-- START --

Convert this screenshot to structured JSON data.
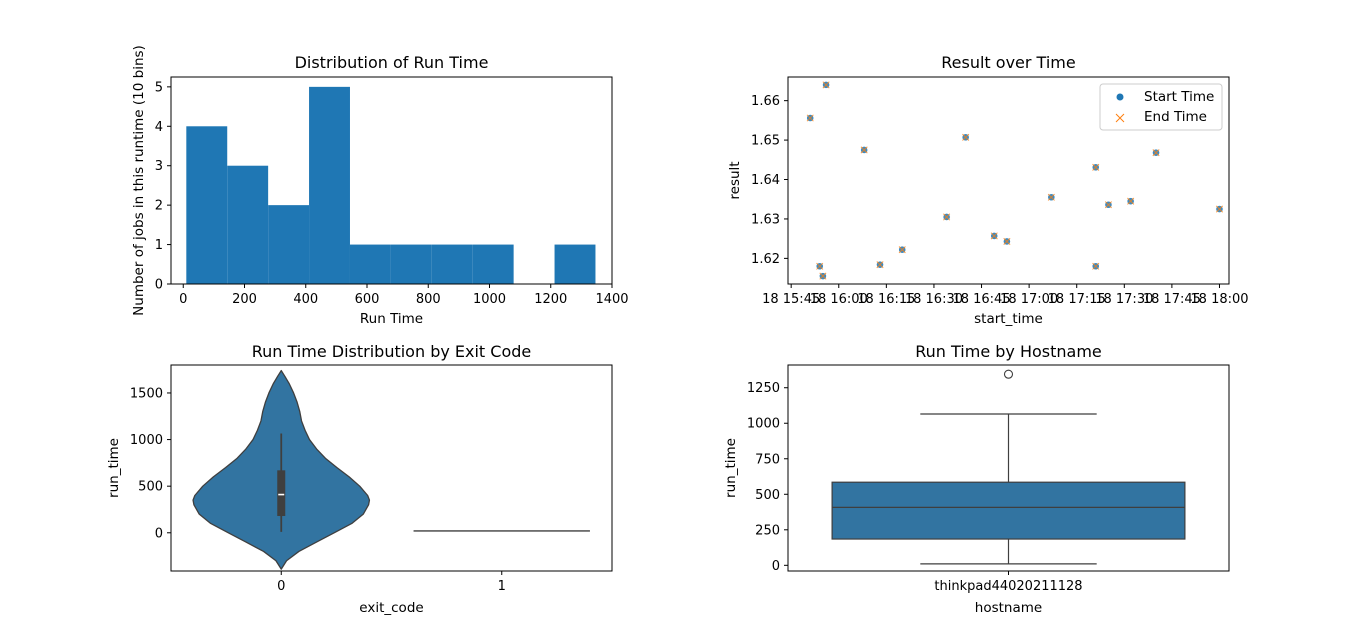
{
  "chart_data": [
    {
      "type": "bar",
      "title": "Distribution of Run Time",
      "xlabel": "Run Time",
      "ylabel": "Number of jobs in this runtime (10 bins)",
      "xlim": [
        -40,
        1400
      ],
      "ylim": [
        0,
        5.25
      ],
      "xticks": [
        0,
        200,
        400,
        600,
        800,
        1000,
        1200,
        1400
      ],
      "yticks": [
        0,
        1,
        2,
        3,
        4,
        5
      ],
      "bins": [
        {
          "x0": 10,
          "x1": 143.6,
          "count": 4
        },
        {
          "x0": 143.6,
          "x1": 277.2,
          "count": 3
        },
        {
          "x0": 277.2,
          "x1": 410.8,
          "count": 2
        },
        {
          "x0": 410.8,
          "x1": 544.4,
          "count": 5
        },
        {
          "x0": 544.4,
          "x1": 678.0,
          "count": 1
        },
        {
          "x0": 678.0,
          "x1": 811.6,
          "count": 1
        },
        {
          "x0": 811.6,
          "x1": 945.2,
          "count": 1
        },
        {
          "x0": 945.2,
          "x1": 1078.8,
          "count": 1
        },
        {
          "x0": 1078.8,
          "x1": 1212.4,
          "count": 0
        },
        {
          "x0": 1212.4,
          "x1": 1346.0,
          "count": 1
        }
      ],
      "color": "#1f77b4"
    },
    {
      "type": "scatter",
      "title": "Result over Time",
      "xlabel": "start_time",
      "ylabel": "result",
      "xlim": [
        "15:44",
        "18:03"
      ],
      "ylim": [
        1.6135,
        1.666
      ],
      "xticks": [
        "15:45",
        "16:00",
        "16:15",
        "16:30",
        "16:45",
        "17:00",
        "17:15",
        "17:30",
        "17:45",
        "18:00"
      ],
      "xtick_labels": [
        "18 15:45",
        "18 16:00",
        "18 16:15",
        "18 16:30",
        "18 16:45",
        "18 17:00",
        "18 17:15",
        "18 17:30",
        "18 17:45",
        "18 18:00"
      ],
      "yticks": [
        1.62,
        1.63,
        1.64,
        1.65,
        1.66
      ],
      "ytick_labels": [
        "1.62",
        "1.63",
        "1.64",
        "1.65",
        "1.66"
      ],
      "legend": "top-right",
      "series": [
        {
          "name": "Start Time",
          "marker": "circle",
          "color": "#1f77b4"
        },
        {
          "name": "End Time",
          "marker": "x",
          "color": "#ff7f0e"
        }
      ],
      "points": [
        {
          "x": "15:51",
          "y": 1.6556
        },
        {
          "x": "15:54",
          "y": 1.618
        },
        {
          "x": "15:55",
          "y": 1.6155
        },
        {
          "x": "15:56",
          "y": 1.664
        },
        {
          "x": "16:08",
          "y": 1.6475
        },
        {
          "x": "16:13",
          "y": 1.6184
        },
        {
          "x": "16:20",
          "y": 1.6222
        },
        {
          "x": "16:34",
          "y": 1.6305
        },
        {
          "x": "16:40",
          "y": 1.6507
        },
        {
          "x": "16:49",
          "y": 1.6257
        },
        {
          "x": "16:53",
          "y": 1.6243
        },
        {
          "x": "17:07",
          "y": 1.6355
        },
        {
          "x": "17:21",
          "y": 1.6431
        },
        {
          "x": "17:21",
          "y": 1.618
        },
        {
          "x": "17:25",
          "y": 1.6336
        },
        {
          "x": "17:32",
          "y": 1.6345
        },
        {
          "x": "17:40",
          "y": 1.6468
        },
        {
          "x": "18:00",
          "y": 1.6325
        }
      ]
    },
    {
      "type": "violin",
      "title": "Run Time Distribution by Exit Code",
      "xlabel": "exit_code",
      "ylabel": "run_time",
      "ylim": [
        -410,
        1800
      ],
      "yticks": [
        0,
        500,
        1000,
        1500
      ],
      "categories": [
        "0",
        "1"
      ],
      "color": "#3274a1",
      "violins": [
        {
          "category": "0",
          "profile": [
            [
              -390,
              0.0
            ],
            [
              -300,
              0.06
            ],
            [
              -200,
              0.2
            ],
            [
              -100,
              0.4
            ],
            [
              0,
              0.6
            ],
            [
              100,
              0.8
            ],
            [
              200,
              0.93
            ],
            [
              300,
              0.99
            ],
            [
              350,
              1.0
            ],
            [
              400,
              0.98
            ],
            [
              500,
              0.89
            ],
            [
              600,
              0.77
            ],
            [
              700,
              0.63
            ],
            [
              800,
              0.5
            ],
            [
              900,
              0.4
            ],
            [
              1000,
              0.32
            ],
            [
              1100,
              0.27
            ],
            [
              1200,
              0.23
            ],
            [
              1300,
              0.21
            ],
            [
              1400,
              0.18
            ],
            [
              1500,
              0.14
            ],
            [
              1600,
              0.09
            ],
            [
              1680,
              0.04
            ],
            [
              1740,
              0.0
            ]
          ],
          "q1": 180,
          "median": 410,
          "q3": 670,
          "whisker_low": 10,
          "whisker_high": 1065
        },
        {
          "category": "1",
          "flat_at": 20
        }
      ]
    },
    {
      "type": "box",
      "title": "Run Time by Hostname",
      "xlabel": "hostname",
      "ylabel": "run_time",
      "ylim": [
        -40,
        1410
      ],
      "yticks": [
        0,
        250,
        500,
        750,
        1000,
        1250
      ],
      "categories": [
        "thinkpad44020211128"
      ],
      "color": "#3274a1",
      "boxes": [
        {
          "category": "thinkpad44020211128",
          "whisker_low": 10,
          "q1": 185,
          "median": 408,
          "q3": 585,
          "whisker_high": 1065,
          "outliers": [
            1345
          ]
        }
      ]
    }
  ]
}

-- END --

> _GIVEN EXERCISE_: Repeat each record exactly, with the pictures left out.

> _SOLUTION FOR THIS PROBLEM_:
Convert this screenshot to structured JSON data.
{
  "chart_data": [
    {
      "type": "bar",
      "title": "Distribution of Run Time",
      "xlabel": "Run Time",
      "ylabel": "Number of jobs in this runtime (10 bins)",
      "xlim": [
        -40,
        1400
      ],
      "ylim": [
        0,
        5.25
      ],
      "xticks": [
        0,
        200,
        400,
        600,
        800,
        1000,
        1200,
        1400
      ],
      "yticks": [
        0,
        1,
        2,
        3,
        4,
        5
      ],
      "bins": [
        {
          "x0": 10,
          "x1": 143.6,
          "count": 4
        },
        {
          "x0": 143.6,
          "x1": 277.2,
          "count": 3
        },
        {
          "x0": 277.2,
          "x1": 410.8,
          "count": 2
        },
        {
          "x0": 410.8,
          "x1": 544.4,
          "count": 5
        },
        {
          "x0": 544.4,
          "x1": 678.0,
          "count": 1
        },
        {
          "x0": 678.0,
          "x1": 811.6,
          "count": 1
        },
        {
          "x0": 811.6,
          "x1": 945.2,
          "count": 1
        },
        {
          "x0": 945.2,
          "x1": 1078.8,
          "count": 1
        },
        {
          "x0": 1078.8,
          "x1": 1212.4,
          "count": 0
        },
        {
          "x0": 1212.4,
          "x1": 1346.0,
          "count": 1
        }
      ],
      "color": "#1f77b4"
    },
    {
      "type": "scatter",
      "title": "Result over Time",
      "xlabel": "start_time",
      "ylabel": "result",
      "xlim": [
        "15:44",
        "18:03"
      ],
      "ylim": [
        1.6135,
        1.666
      ],
      "xticks": [
        "15:45",
        "16:00",
        "16:15",
        "16:30",
        "16:45",
        "17:00",
        "17:15",
        "17:30",
        "17:45",
        "18:00"
      ],
      "xtick_labels": [
        "18 15:45",
        "18 16:00",
        "18 16:15",
        "18 16:30",
        "18 16:45",
        "18 17:00",
        "18 17:15",
        "18 17:30",
        "18 17:45",
        "18 18:00"
      ],
      "yticks": [
        1.62,
        1.63,
        1.64,
        1.65,
        1.66
      ],
      "ytick_labels": [
        "1.62",
        "1.63",
        "1.64",
        "1.65",
        "1.66"
      ],
      "legend": "top-right",
      "series": [
        {
          "name": "Start Time",
          "marker": "circle",
          "color": "#1f77b4"
        },
        {
          "name": "End Time",
          "marker": "x",
          "color": "#ff7f0e"
        }
      ],
      "points": [
        {
          "x": "15:51",
          "y": 1.6556
        },
        {
          "x": "15:54",
          "y": 1.618
        },
        {
          "x": "15:55",
          "y": 1.6155
        },
        {
          "x": "15:56",
          "y": 1.664
        },
        {
          "x": "16:08",
          "y": 1.6475
        },
        {
          "x": "16:13",
          "y": 1.6184
        },
        {
          "x": "16:20",
          "y": 1.6222
        },
        {
          "x": "16:34",
          "y": 1.6305
        },
        {
          "x": "16:40",
          "y": 1.6507
        },
        {
          "x": "16:49",
          "y": 1.6257
        },
        {
          "x": "16:53",
          "y": 1.6243
        },
        {
          "x": "17:07",
          "y": 1.6355
        },
        {
          "x": "17:21",
          "y": 1.6431
        },
        {
          "x": "17:21",
          "y": 1.618
        },
        {
          "x": "17:25",
          "y": 1.6336
        },
        {
          "x": "17:32",
          "y": 1.6345
        },
        {
          "x": "17:40",
          "y": 1.6468
        },
        {
          "x": "18:00",
          "y": 1.6325
        }
      ]
    },
    {
      "type": "violin",
      "title": "Run Time Distribution by Exit Code",
      "xlabel": "exit_code",
      "ylabel": "run_time",
      "ylim": [
        -410,
        1800
      ],
      "yticks": [
        0,
        500,
        1000,
        1500
      ],
      "categories": [
        "0",
        "1"
      ],
      "color": "#3274a1",
      "violins": [
        {
          "category": "0",
          "profile": [
            [
              -390,
              0.0
            ],
            [
              -300,
              0.06
            ],
            [
              -200,
              0.2
            ],
            [
              -100,
              0.4
            ],
            [
              0,
              0.6
            ],
            [
              100,
              0.8
            ],
            [
              200,
              0.93
            ],
            [
              300,
              0.99
            ],
            [
              350,
              1.0
            ],
            [
              400,
              0.98
            ],
            [
              500,
              0.89
            ],
            [
              600,
              0.77
            ],
            [
              700,
              0.63
            ],
            [
              800,
              0.5
            ],
            [
              900,
              0.4
            ],
            [
              1000,
              0.32
            ],
            [
              1100,
              0.27
            ],
            [
              1200,
              0.23
            ],
            [
              1300,
              0.21
            ],
            [
              1400,
              0.18
            ],
            [
              1500,
              0.14
            ],
            [
              1600,
              0.09
            ],
            [
              1680,
              0.04
            ],
            [
              1740,
              0.0
            ]
          ],
          "q1": 180,
          "median": 410,
          "q3": 670,
          "whisker_low": 10,
          "whisker_high": 1065
        },
        {
          "category": "1",
          "flat_at": 20
        }
      ]
    },
    {
      "type": "box",
      "title": "Run Time by Hostname",
      "xlabel": "hostname",
      "ylabel": "run_time",
      "ylim": [
        -40,
        1410
      ],
      "yticks": [
        0,
        250,
        500,
        750,
        1000,
        1250
      ],
      "categories": [
        "thinkpad44020211128"
      ],
      "color": "#3274a1",
      "boxes": [
        {
          "category": "thinkpad44020211128",
          "whisker_low": 10,
          "q1": 185,
          "median": 408,
          "q3": 585,
          "whisker_high": 1065,
          "outliers": [
            1345
          ]
        }
      ]
    }
  ]
}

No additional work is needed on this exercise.